● **Supplied passage**
** Start **
With Gov. Eric Holcomb visiting Santa Claus on Thursday for the Spencer County Regional Chamber of Commerce's annual meeting, protestors gathered across the street to voice their opinion against the proposed direct coal-hydrogenation plant. Dale residents Janice Thompson, left, and Virginia Deller protested the plant Thursday morning. "I like fresh air," Deller said. "It's hard to find now a days." Staff photo by Brittney Lohmiller
With Gov. Eric Holcomb visiting Santa Claus on Thursday for the Spencer County Regional Chamber of Commerce's annual meeting, protestors gathered across the street to voice their opinion against the proposed direct coal-hydrogenation plant. Dale residents Janice Thompson, left, and Virginia Deller protested the plant Thursday morning. "I like fresh air," Deller said. "It's hard to find now a days." Staff photo by Brittney Lohmiller
SANTA CLAUS — Lifelong Dale resident Steve Schroer was one of about 35 people who lined State Road 162 in Santa Claus Thursday morning to protest a direct coal-hydrogenation plant Delaware-based Riverview Energy wants to build in Dale. His main concerns: increased environmental pollution and the plant’s proposed location inside the Dale town limits.

“That’s what scared me as much as anything,” Schroer said. “Nobody wants to live around pollution.”

Southwestern Indiana Citizens for Quality of Life organized the protest because Gov. Eric Holcomb visited Santa Claus to attend the Spencer County Regional Chamber of Commerce annual meeting. The meeting was held at Santa’s Lodge, and the protesters set up in the public right of way along State Road 162, hoping the governor would see them as he arrived at the event.
** End **
● **Aim 1**
List every line of the records that contains the string "Wiring", treating uppercase and lowercase letters as different.
The coal-plant protest report and the records have no connection to each other.

Stored dataset items
** Start **
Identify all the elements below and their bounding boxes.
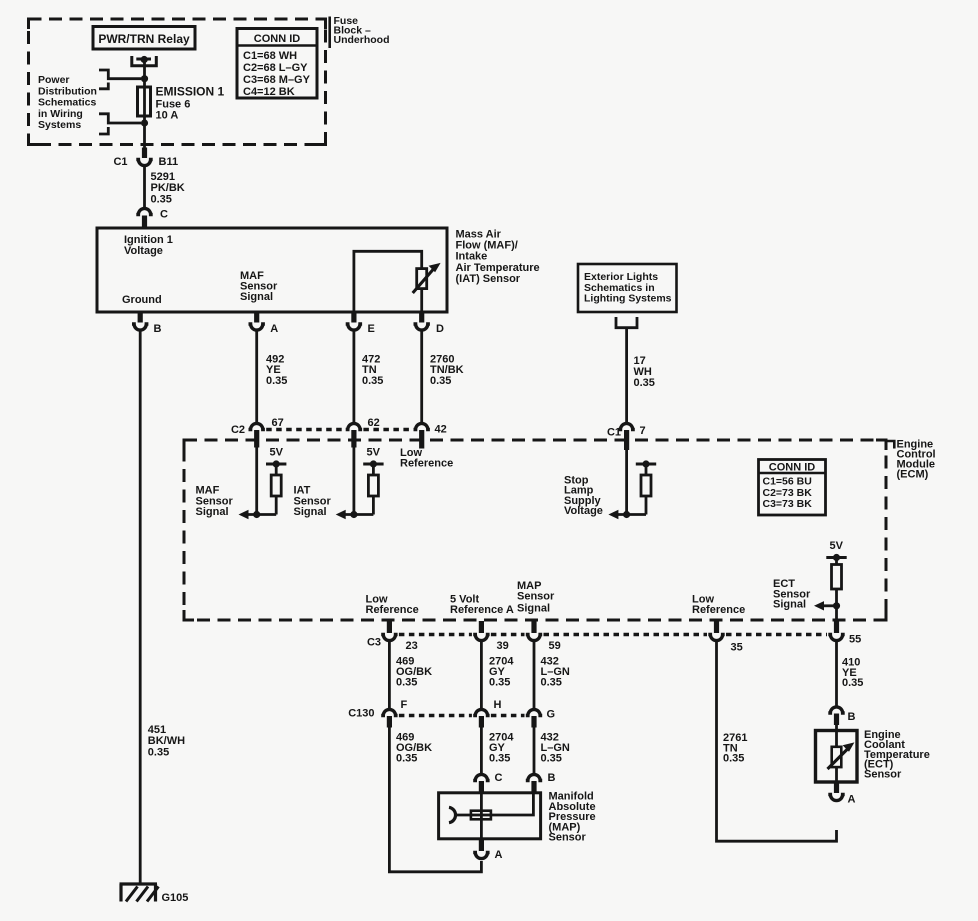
label Engine Coolant Temperature (ECT) Sensor <box>864 729 930 781</box>
svg-text:Flow (MAF)/: Flow (MAF)/ <box>456 240 518 252</box>
connector C3 pin 23 stub <box>387 621 392 633</box>
label Stop Lamp Supply Voltage <box>564 475 603 518</box>
connector C1 pin 7 stub <box>624 430 629 450</box>
off-page bracket under exterior lights box <box>616 317 637 328</box>
pin E stub <box>351 312 356 323</box>
svg-text:EMISSION 1: EMISSION 1 <box>156 85 225 99</box>
svg-text:PWR/TRN Relay: PWR/TRN Relay <box>98 32 190 46</box>
svg-text:Reference: Reference <box>692 604 745 616</box>
connector C2 pin 42 dome <box>414 423 430 429</box>
MAP sensing element <box>471 811 491 820</box>
svg-text:B11: B11 <box>159 156 179 168</box>
ECT thermistor arrowhead <box>843 742 855 751</box>
wire 472 TN 0.35 <box>352 331 355 424</box>
svg-text:5V: 5V <box>830 540 844 552</box>
connector C1 pin B11 stub <box>142 148 147 159</box>
connector C2 pin 62 dome <box>346 423 362 429</box>
svg-text:CONN ID: CONN ID <box>254 33 301 45</box>
svg-text:PK/BK: PK/BK <box>151 182 185 194</box>
junction dot stop lamp <box>623 511 630 518</box>
svg-text:0.35: 0.35 <box>396 677 417 689</box>
svg-text:Signal: Signal <box>517 603 550 615</box>
connector C2 pin 62 stub <box>351 430 356 448</box>
svg-text:Ground: Ground <box>122 294 162 306</box>
relay output terminal symbol <box>132 56 157 66</box>
wire 2704 GY upper <box>480 641 483 710</box>
svg-text:Reference A: Reference A <box>450 604 514 616</box>
svg-text:C130: C130 <box>348 708 374 720</box>
label Power Distribution Schematics in Wiring Systems <box>38 74 97 131</box>
svg-text:451: 451 <box>148 724 166 736</box>
label ECT Sensor Signal <box>773 578 811 611</box>
label bracket Fuse Block Underhood <box>328 17 331 49</box>
svg-text:B: B <box>154 323 162 335</box>
label Engine Control Module (ECM) <box>897 439 936 481</box>
arrow stop lamp supply voltage <box>608 510 618 519</box>
svg-text:Signal: Signal <box>240 291 273 303</box>
svg-text:0.35: 0.35 <box>489 677 510 689</box>
connector C2 pin 55 cup <box>828 635 844 641</box>
ground G105 <box>120 884 159 902</box>
svg-text:(IAT) Sensor: (IAT) Sensor <box>456 273 521 285</box>
connector table CONN ID fuse block <box>237 29 317 99</box>
label Fuse Block - Underhood <box>334 15 390 46</box>
wire ECT signal arrow line <box>822 604 837 607</box>
svg-text:7: 7 <box>640 425 646 437</box>
MAP sensor box <box>439 793 541 839</box>
svg-text:D: D <box>436 323 444 335</box>
wire 5291 PK/BK 0.35 <box>143 166 146 207</box>
label bracket ECM <box>886 441 894 449</box>
fuse block underhood dashed box corners <box>29 19 326 145</box>
ECM dashed box <box>184 440 886 620</box>
svg-text:(ECM): (ECM) <box>897 469 929 481</box>
svg-text:C3: C3 <box>367 637 381 649</box>
pin E cup <box>346 324 362 330</box>
svg-text:A: A <box>270 323 278 335</box>
junction dot IAT signal <box>350 511 357 518</box>
MAP internal wires <box>457 794 534 840</box>
svg-text:C1: C1 <box>113 156 127 168</box>
svg-text:23: 23 <box>406 640 418 652</box>
svg-text:Signal: Signal <box>196 506 229 518</box>
wire 410 YE 0.35 <box>835 641 838 707</box>
svg-text:C1=56 BU: C1=56 BU <box>763 476 812 488</box>
node 5V IAT pull-up <box>363 464 383 475</box>
connector C2 pin 55 stub <box>834 621 839 633</box>
svg-text:C2=68 L–GY: C2=68 L–GY <box>243 62 308 74</box>
connector C3 pin 59 stub <box>531 621 536 633</box>
resistor IAT pull-up <box>368 475 378 515</box>
relay K PWR/TRN Relay box <box>93 27 195 50</box>
label Low Reference pin 42 <box>400 447 453 470</box>
ECM dashed box corners <box>184 440 886 620</box>
connector table CONN ID ECM <box>759 460 826 516</box>
svg-text:B: B <box>848 711 856 723</box>
pin D stub <box>419 312 424 323</box>
svg-text:0.35: 0.35 <box>151 193 172 205</box>
IAT thermistor R (variable resistor) <box>413 269 434 293</box>
off-page reference bracket 1 (power distribution) <box>99 70 141 89</box>
svg-text:42: 42 <box>435 424 447 436</box>
wire 2761 TN 0.35 <box>717 641 837 841</box>
svg-text:C2=73 BK: C2=73 BK <box>763 487 813 499</box>
svg-text:55: 55 <box>849 634 861 646</box>
svg-text:C: C <box>160 209 168 221</box>
MAF/IAT sensor box <box>97 228 447 312</box>
svg-text:Sensor: Sensor <box>549 832 587 844</box>
resistor MAF pull-up <box>271 475 281 515</box>
svg-text:H: H <box>494 699 502 711</box>
svg-text:5V: 5V <box>270 447 284 459</box>
ECT pin A stub <box>834 782 839 793</box>
svg-text:Signal: Signal <box>773 599 806 611</box>
wire pin 67 to MAF signal node <box>246 446 276 515</box>
svg-text:0.35: 0.35 <box>723 753 744 765</box>
svg-text:Reference: Reference <box>400 458 453 470</box>
wire relay to fuse <box>143 60 146 149</box>
arrow ECT sensor signal <box>814 601 824 610</box>
resistor stop lamp pull-up <box>641 475 651 515</box>
label MAF Sensor Signal <box>196 485 234 519</box>
svg-text:Reference: Reference <box>366 604 419 616</box>
svg-text:10 A: 10 A <box>156 110 179 122</box>
label Mass Air Flow (MAF)/Intake Air Temperature (IAT) Sensor <box>456 228 540 285</box>
connector C2 pin 35 stub <box>714 621 719 633</box>
svg-text:A: A <box>848 794 856 806</box>
wire pin 62 to IAT signal node <box>343 446 373 515</box>
inline connector C130 row dashed <box>399 714 525 717</box>
svg-text:0.35: 0.35 <box>148 746 169 758</box>
connector C stub <box>142 216 147 227</box>
fuse EMISSION 1 Fuse 6 10A <box>138 87 151 116</box>
wire 469 OG/BK lower <box>389 726 481 872</box>
svg-text:Voltage: Voltage <box>564 505 603 517</box>
connector C3 pin 59 cup <box>526 635 542 641</box>
wire 432 L-GN lower <box>533 726 536 774</box>
label Low Reference pin 23 <box>366 594 419 617</box>
pin B stub <box>138 312 143 323</box>
connector C3 pin 23 cup <box>381 635 397 641</box>
svg-text:0.35: 0.35 <box>541 753 562 765</box>
wire 432 L-GN upper <box>533 641 536 710</box>
connector C1 pin B11 cup <box>136 160 152 166</box>
svg-text:Signal: Signal <box>294 506 327 518</box>
svg-text:5V: 5V <box>367 447 381 459</box>
pin A stub <box>254 312 259 323</box>
svg-text:C2: C2 <box>231 424 245 436</box>
svg-text:Sensor: Sensor <box>864 769 902 781</box>
ECM connector C3 row dashed <box>399 633 827 636</box>
node 5V ECT pull-up <box>826 558 846 565</box>
connector C3 pin 39 cup <box>473 635 489 641</box>
svg-text:F: F <box>401 699 408 711</box>
svg-text:Sensor: Sensor <box>517 591 555 603</box>
wire 17 WH 0.35 <box>625 328 628 423</box>
wire 451 BK/WH ground run <box>139 331 142 885</box>
connector C dome <box>136 208 152 214</box>
MAP pin C stub <box>479 781 484 792</box>
ECT pin B dome <box>828 707 844 713</box>
fuse block underhood dashed box <box>29 19 326 145</box>
connector C130 pin G stub <box>531 716 536 728</box>
svg-text:Intake: Intake <box>456 251 488 263</box>
svg-text:G: G <box>547 709 556 721</box>
wire 2760 TN/BK 0.35 <box>420 331 423 424</box>
label IAT Sensor Signal <box>294 485 332 519</box>
arrow MAF sensor signal <box>239 510 249 519</box>
svg-text:Voltage: Voltage <box>124 245 163 257</box>
ECT thermistor R <box>828 747 848 769</box>
MAP pin B stub <box>531 781 536 792</box>
svg-text:0.35: 0.35 <box>489 753 510 765</box>
svg-text:B: B <box>548 772 556 784</box>
svg-text:62: 62 <box>368 417 380 429</box>
wire 469 OG/BK upper <box>388 641 391 710</box>
svg-text:C1=68 WH: C1=68 WH <box>243 50 297 62</box>
svg-text:Distribution: Distribution <box>38 85 97 97</box>
connector C130 pin F dome <box>381 709 397 715</box>
ECM connector C2 row dashed <box>266 428 412 431</box>
svg-text:C1: C1 <box>607 427 621 439</box>
label MAP Sensor Signal <box>517 580 555 615</box>
off-page reference bracket 2 (power distribution) <box>99 114 141 134</box>
exterior lights reference box <box>578 264 677 312</box>
label Manifold Absolute Pressure (MAP) Sensor <box>549 791 596 844</box>
ECT pin A cup <box>828 795 844 801</box>
svg-text:0.35: 0.35 <box>362 375 383 387</box>
svg-text:C4=12 BK: C4=12 BK <box>243 86 295 98</box>
pin B cup <box>132 324 148 330</box>
pin A cup <box>249 324 265 330</box>
svg-text:Mass Air: Mass Air <box>456 228 502 240</box>
svg-text:Lighting Systems: Lighting Systems <box>584 293 672 305</box>
node 5V MAF pull-up <box>266 464 286 475</box>
MAP pin A stub <box>479 840 484 852</box>
connector C130 pin G dome <box>526 709 542 715</box>
svg-text:59: 59 <box>549 640 561 652</box>
connector C2 pin 42 stub <box>419 430 424 449</box>
svg-text:0.35: 0.35 <box>634 377 655 389</box>
svg-text:Underhood: Underhood <box>334 34 390 46</box>
internal wire IAT element <box>354 251 422 312</box>
wire 492 YE 0.35 <box>255 331 258 424</box>
svg-text:Air Temperature: Air Temperature <box>456 262 540 274</box>
svg-text:in Wiring: in Wiring <box>38 108 83 120</box>
svg-text:67: 67 <box>272 417 284 429</box>
svg-text:Power: Power <box>38 74 70 86</box>
connector C3 pin 39 stub <box>479 621 484 633</box>
svg-text:E: E <box>368 323 375 335</box>
label 5 Volt Reference A <box>450 594 514 617</box>
IAT thermistor arrowhead <box>429 263 441 272</box>
connector C130 pin H dome <box>473 709 489 715</box>
svg-text:Systems: Systems <box>38 119 81 131</box>
resistor ECT pull-up <box>832 565 842 623</box>
junction dot relay terminal <box>141 56 148 63</box>
svg-text:Schematics: Schematics <box>38 97 97 109</box>
svg-text:35: 35 <box>731 642 743 654</box>
svg-text:0.35: 0.35 <box>430 375 451 387</box>
ECT sensor box <box>816 731 858 783</box>
svg-text:0.35: 0.35 <box>541 677 562 689</box>
MAP pin B dome <box>526 774 542 780</box>
connector C1 pin 7 dome <box>618 423 634 429</box>
svg-text:0.35: 0.35 <box>842 677 863 689</box>
junction dot ECT signal <box>833 602 840 609</box>
node B+ stop lamp pull-up <box>636 464 656 475</box>
wire pin 7 to stop lamp node <box>616 448 646 515</box>
pin D cup <box>414 324 430 330</box>
wire 2704 GY lower <box>480 726 483 774</box>
MAP pin C dome <box>473 774 489 780</box>
svg-text:C: C <box>495 772 503 784</box>
label Low Reference pin 35 <box>692 594 745 617</box>
connector C2 pin 67 dome <box>249 423 265 429</box>
ECT internal wires <box>835 723 838 782</box>
connector C130 pin H stub <box>479 716 484 728</box>
arrow IAT sensor signal <box>336 510 346 519</box>
connector C2 pin 35 cup <box>708 635 724 641</box>
junction dot MAF signal <box>253 511 260 518</box>
svg-text:C3=73 BK: C3=73 BK <box>763 498 813 510</box>
svg-text:G105: G105 <box>162 892 189 904</box>
MAP pressure port arc <box>449 807 456 822</box>
ECT pin B stub <box>834 714 839 726</box>
svg-text:5291: 5291 <box>151 171 175 183</box>
svg-text:BK/WH: BK/WH <box>148 735 185 747</box>
connector C2 pin 67 stub <box>254 430 259 448</box>
svg-text:0.35: 0.35 <box>266 375 287 387</box>
junction dot A1 <box>141 75 148 82</box>
junction dot A2 <box>141 119 148 126</box>
svg-text:CONN ID: CONN ID <box>769 461 816 473</box>
svg-text:A: A <box>495 849 503 861</box>
MAP pin A cup <box>473 853 489 859</box>
svg-text:C3=68 M–GY: C3=68 M–GY <box>243 74 311 86</box>
svg-text:0.35: 0.35 <box>396 753 417 765</box>
svg-text:39: 39 <box>497 640 509 652</box>
connector C130 pin F stub <box>387 716 392 728</box>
** End **
● **Aim 2**
Extend the coal-plant protest report by writing what comes after its final sentence.

● **Exercise response 1**
label Power Distribution Schematics in Wiring Systems <box>38 74 97 131</box>
svg-text:in Wiring: in Wiring <box>38 108 83 120</box>

● **Exercise response 2**
“We’re just trying to draw awareness,” said Mary Hess, a Dale resident and president of Southwestern Indiana Citizens for Quality of Life. ”We want to let officials know people are against this (plant).”

The proposed $2.5 billion direct coal-hydrogenation plant would be located on more than 500 acres recently annexed north of Dale between County Roads 2000 North and 2100 North and the old U.S. 231 and County Road 500 East. The project was announced in February, and concerned citizens have been opposing the project since.

According to the proposed plant’s air permit application submitted to the Indiana Department of Environmental Management, the plant would use Veba Combi Cracker technology licensed by the company Kellogg Brown and Root. Although plants using the technology have been proposed in the U.S. in the past, the technology is currently not used anywhere in the nation.

According to Riverview Energy, the company proposing the plant, the VCC process is used commercially in China and Russia and the “process starts with using pressure and heat (but not burning or gasifying) to liquify the coal, to which hydrogen is added to improve the quality of the fuel, and from there any waste residue and sulfur is removed from the resulting diesel fuel — making it an ultra-low-sulfur energy source.”

When the proposed plant was first announced earlier this year, Riverview Energy said it would not only convert coal into diesel fuel, but also would convert it into other products like Naphtha, which is used to produce products like plastics and gasoline.

The plant is expected to use 1.6 million tons of coal and produce 4.8 million barrels of clean diesel and 2.5 million barrels of Naphtha each year.

Supporters of the plant see the project as a way to revitalize Dale.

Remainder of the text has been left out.